Material for the task:
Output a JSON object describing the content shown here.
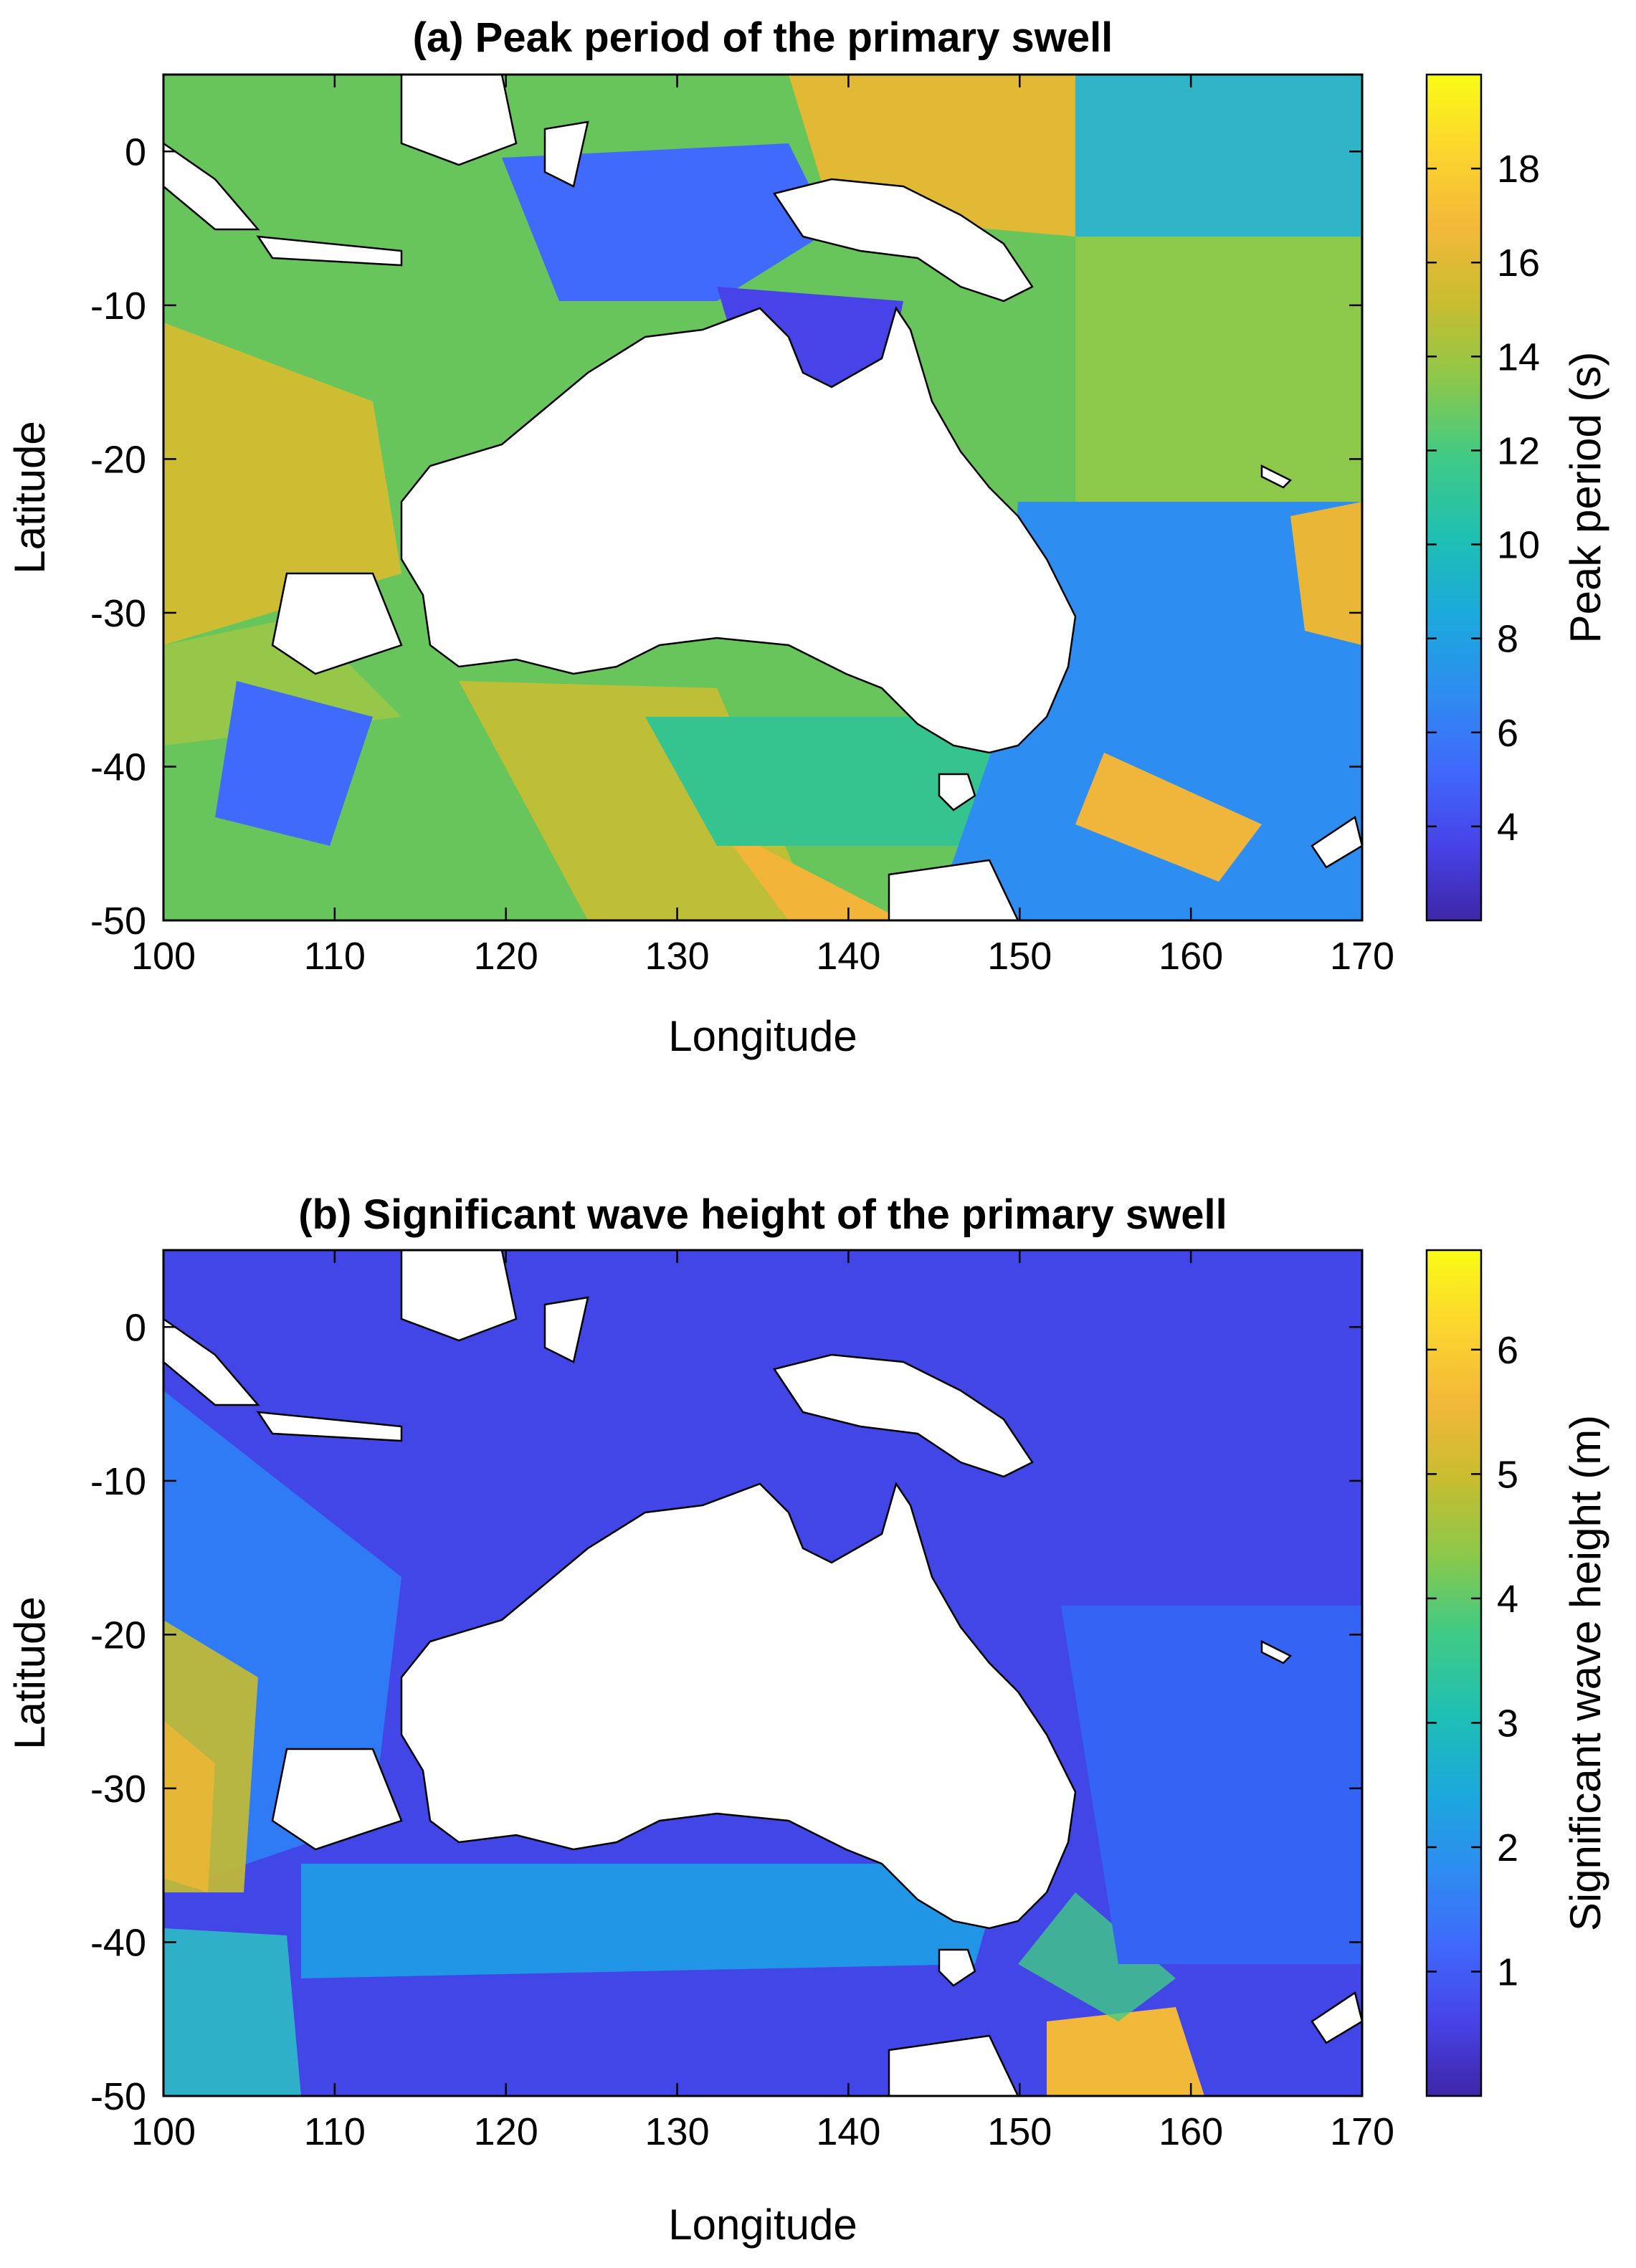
{
  "colors": {
    "land": "#ffffff",
    "coast": "#000000",
    "axes": "#000000",
    "colormap": [
      "#3e26a8",
      "#4743e9",
      "#3f6afc",
      "#2d8df0",
      "#1ba9dc",
      "#1ebfb4",
      "#41ca84",
      "#8cc84a",
      "#c8bd2f",
      "#f3b838",
      "#fcd52e",
      "#f9fb15"
    ]
  },
  "chart_data": [
    {
      "type": "heatmap",
      "title": "(a) Peak period of the primary swell",
      "xlabel": "Longitude",
      "ylabel": "Latitude",
      "xlim": [
        100,
        170
      ],
      "ylim": [
        -50,
        5
      ],
      "xticks": [
        "100",
        "110",
        "120",
        "130",
        "140",
        "150",
        "160",
        "170"
      ],
      "yticks": [
        "0",
        "-10",
        "-20",
        "-30",
        "-40",
        "-50"
      ],
      "colorbar": {
        "label": "Peak period (s)",
        "range": [
          2,
          20
        ],
        "ticks": [
          "4",
          "6",
          "8",
          "10",
          "12",
          "14",
          "16",
          "18"
        ]
      },
      "regions": [
        {
          "lon": [
            100,
            113
          ],
          "lat": [
            -25,
            -10
          ],
          "value": 15
        },
        {
          "lon": [
            113,
            130
          ],
          "lat": [
            -50,
            -30
          ],
          "value": 14
        },
        {
          "lon": [
            130,
            150
          ],
          "lat": [
            -50,
            -35
          ],
          "value": 14
        },
        {
          "lon": [
            140,
            148
          ],
          "lat": [
            -5,
            5
          ],
          "value": 17
        },
        {
          "lon": [
            152,
            168
          ],
          "lat": [
            -25,
            -5
          ],
          "value": 13.5
        },
        {
          "lon": [
            152,
            170
          ],
          "lat": [
            -45,
            -30
          ],
          "value": 8
        },
        {
          "lon": [
            120,
            140
          ],
          "lat": [
            -12,
            0
          ],
          "value": 7
        },
        {
          "lon": [
            155,
            162
          ],
          "lat": [
            -45,
            -40
          ],
          "value": 16
        }
      ]
    },
    {
      "type": "heatmap",
      "title": "(b) Significant wave height of the primary swell",
      "xlabel": "Longitude",
      "ylabel": "Latitude",
      "xlim": [
        100,
        170
      ],
      "ylim": [
        -50,
        5
      ],
      "xticks": [
        "100",
        "110",
        "120",
        "130",
        "140",
        "150",
        "160",
        "170"
      ],
      "yticks": [
        "0",
        "-10",
        "-20",
        "-30",
        "-40",
        "-50"
      ],
      "colorbar": {
        "label": "Significant wave height (m)",
        "range": [
          0,
          6.8
        ],
        "ticks": [
          "1",
          "2",
          "3",
          "4",
          "5",
          "6"
        ]
      },
      "regions": [
        {
          "lon": [
            100,
            105
          ],
          "lat": [
            -35,
            -18
          ],
          "value": 4.5
        },
        {
          "lon": [
            100,
            113
          ],
          "lat": [
            -30,
            -10
          ],
          "value": 2.2
        },
        {
          "lon": [
            105,
            140
          ],
          "lat": [
            -45,
            -35
          ],
          "value": 2.5
        },
        {
          "lon": [
            150,
            158
          ],
          "lat": [
            -50,
            -45
          ],
          "value": 5
        },
        {
          "lon": [
            130,
            170
          ],
          "lat": [
            -10,
            5
          ],
          "value": 0.8
        },
        {
          "lon": [
            150,
            170
          ],
          "lat": [
            -40,
            -10
          ],
          "value": 1.2
        }
      ]
    }
  ]
}
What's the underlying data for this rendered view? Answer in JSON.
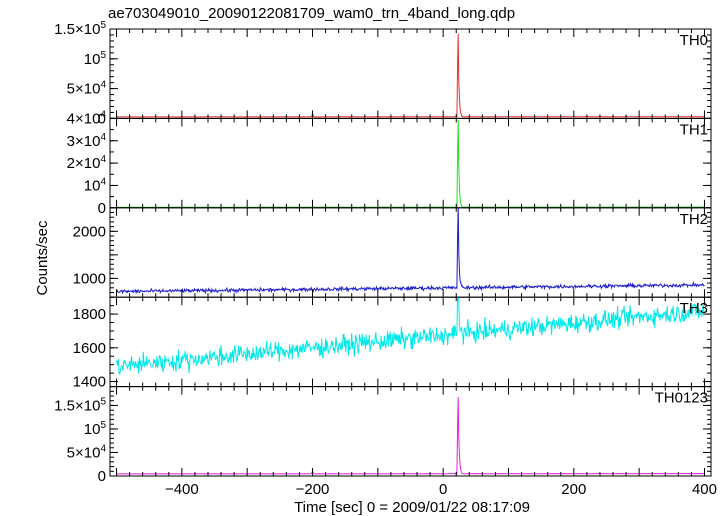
{
  "chart_data": {
    "type": "line",
    "title": "ae703049010_20090122081709_wam0_trn_4band_long.qdp",
    "xlabel": "Time [sec] 0 = 2009/01/22 08:17:09",
    "ylabel": "Counts/sec",
    "xlim": [
      -510,
      410
    ],
    "x_ticks": [
      {
        "value": -400,
        "label": "−400"
      },
      {
        "value": -200,
        "label": "−200"
      },
      {
        "value": 0,
        "label": "0"
      },
      {
        "value": 200,
        "label": "200"
      },
      {
        "value": 400,
        "label": "400"
      }
    ],
    "x_minor_step": 20,
    "grid": false,
    "series": [
      {
        "name": "TH0",
        "color": "#e03030",
        "ylim": [
          0,
          150000
        ],
        "y_ticks": [
          {
            "value": 0,
            "label": "0"
          },
          {
            "value": 50000,
            "label": "5×10",
            "exp": "4"
          },
          {
            "value": 100000,
            "label": "10",
            "exp": "5"
          },
          {
            "value": 150000,
            "label": "1.5×10",
            "exp": "5"
          }
        ],
        "y_minor_step": 10000,
        "baseline": 2500,
        "noise": 250,
        "trend": 300,
        "bumps": [
          {
            "x": -200,
            "peak": 5000
          }
        ],
        "burst": {
          "t0": 22,
          "peak": 150000
        }
      },
      {
        "name": "TH1",
        "color": "#22dd22",
        "ylim": [
          0,
          40000
        ],
        "y_ticks": [
          {
            "value": 0,
            "label": "0"
          },
          {
            "value": 10000,
            "label": "10",
            "exp": "4"
          },
          {
            "value": 20000,
            "label": "2×10",
            "exp": "4"
          },
          {
            "value": 30000,
            "label": "3×10",
            "exp": "4"
          },
          {
            "value": 40000,
            "label": "4×10",
            "exp": "4"
          }
        ],
        "y_minor_step": 5000,
        "baseline": 250,
        "noise": 60,
        "trend": 80,
        "bumps": [],
        "burst": {
          "t0": 22,
          "peak": 40000
        }
      },
      {
        "name": "TH2",
        "color": "#1a1acc",
        "ylim": [
          600,
          2500
        ],
        "y_ticks": [
          {
            "value": 1000,
            "label": "1000"
          },
          {
            "value": 1500,
            "label": ""
          },
          {
            "value": 2000,
            "label": "2000"
          }
        ],
        "y_minor_step": 100,
        "baseline": 720,
        "noise": 35,
        "trend": 140,
        "bumps": [],
        "burst": {
          "t0": 22,
          "peak": 2500
        }
      },
      {
        "name": "TH3",
        "color": "#00e8e8",
        "ylim": [
          1370,
          1900
        ],
        "y_ticks": [
          {
            "value": 1400,
            "label": "1400"
          },
          {
            "value": 1600,
            "label": "1600"
          },
          {
            "value": 1800,
            "label": "1800"
          }
        ],
        "y_minor_step": 50,
        "baseline": 1490,
        "noise": 55,
        "trend": 330,
        "bumps": [],
        "burst": {
          "t0": 22,
          "peak": 1900
        }
      },
      {
        "name": "TH0123",
        "color": "#dd22dd",
        "ylim": [
          0,
          190000
        ],
        "y_ticks": [
          {
            "value": 0,
            "label": "0"
          },
          {
            "value": 50000,
            "label": "5×10",
            "exp": "4"
          },
          {
            "value": 100000,
            "label": "10",
            "exp": "5"
          },
          {
            "value": 150000,
            "label": "1.5×10",
            "exp": "5"
          }
        ],
        "y_minor_step": 10000,
        "baseline": 4500,
        "noise": 350,
        "trend": 600,
        "bumps": [
          {
            "x": -200,
            "peak": 6000
          }
        ],
        "burst": {
          "t0": 22,
          "peak": 190000
        }
      }
    ]
  }
}
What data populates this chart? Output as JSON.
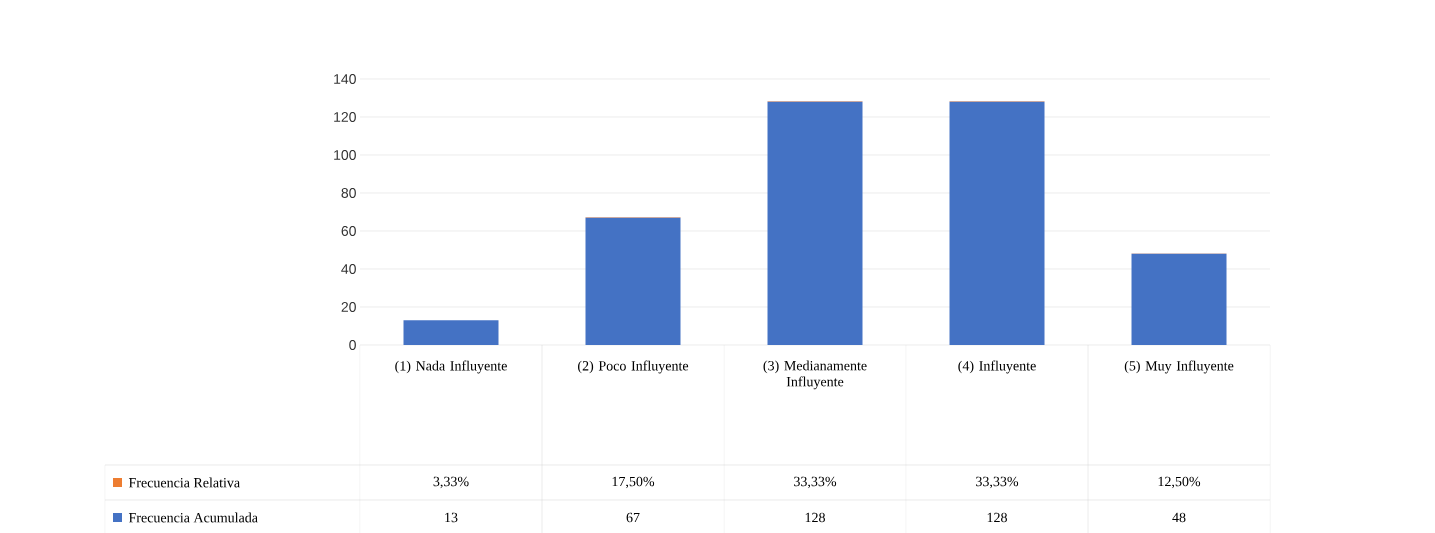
{
  "chart_data": {
    "type": "bar",
    "stacked": true,
    "categories": [
      "(1) Nada Influyente",
      "(2) Poco Influyente",
      "(3) Medianamente Influyente",
      "(4) Influyente",
      "(5) Muy Influyente"
    ],
    "series": [
      {
        "name": "Frecuencia Acumulada",
        "color": "#4472c4",
        "values": [
          13,
          67,
          128,
          128,
          48
        ],
        "value_labels": [
          "13",
          "67",
          "128",
          "128",
          "48"
        ]
      },
      {
        "name": "Frecuencia Relativa",
        "color": "#ed7d31",
        "values": [
          0.0333,
          0.175,
          0.3333,
          0.3333,
          0.125
        ],
        "value_labels": [
          "3,33%",
          "17,50%",
          "33,33%",
          "33,33%",
          "12,50%"
        ]
      }
    ],
    "ylim": [
      0,
      140
    ],
    "yticks": [
      0,
      20,
      40,
      60,
      80,
      100,
      120,
      140
    ],
    "grid": "y",
    "legend": "bottom"
  }
}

Given task: Look over the material above and show each line where "this" appears.

Solved problem:
What's the underlying data for this rendered view? Answer in JSON.
What data populates this chart? Output as JSON.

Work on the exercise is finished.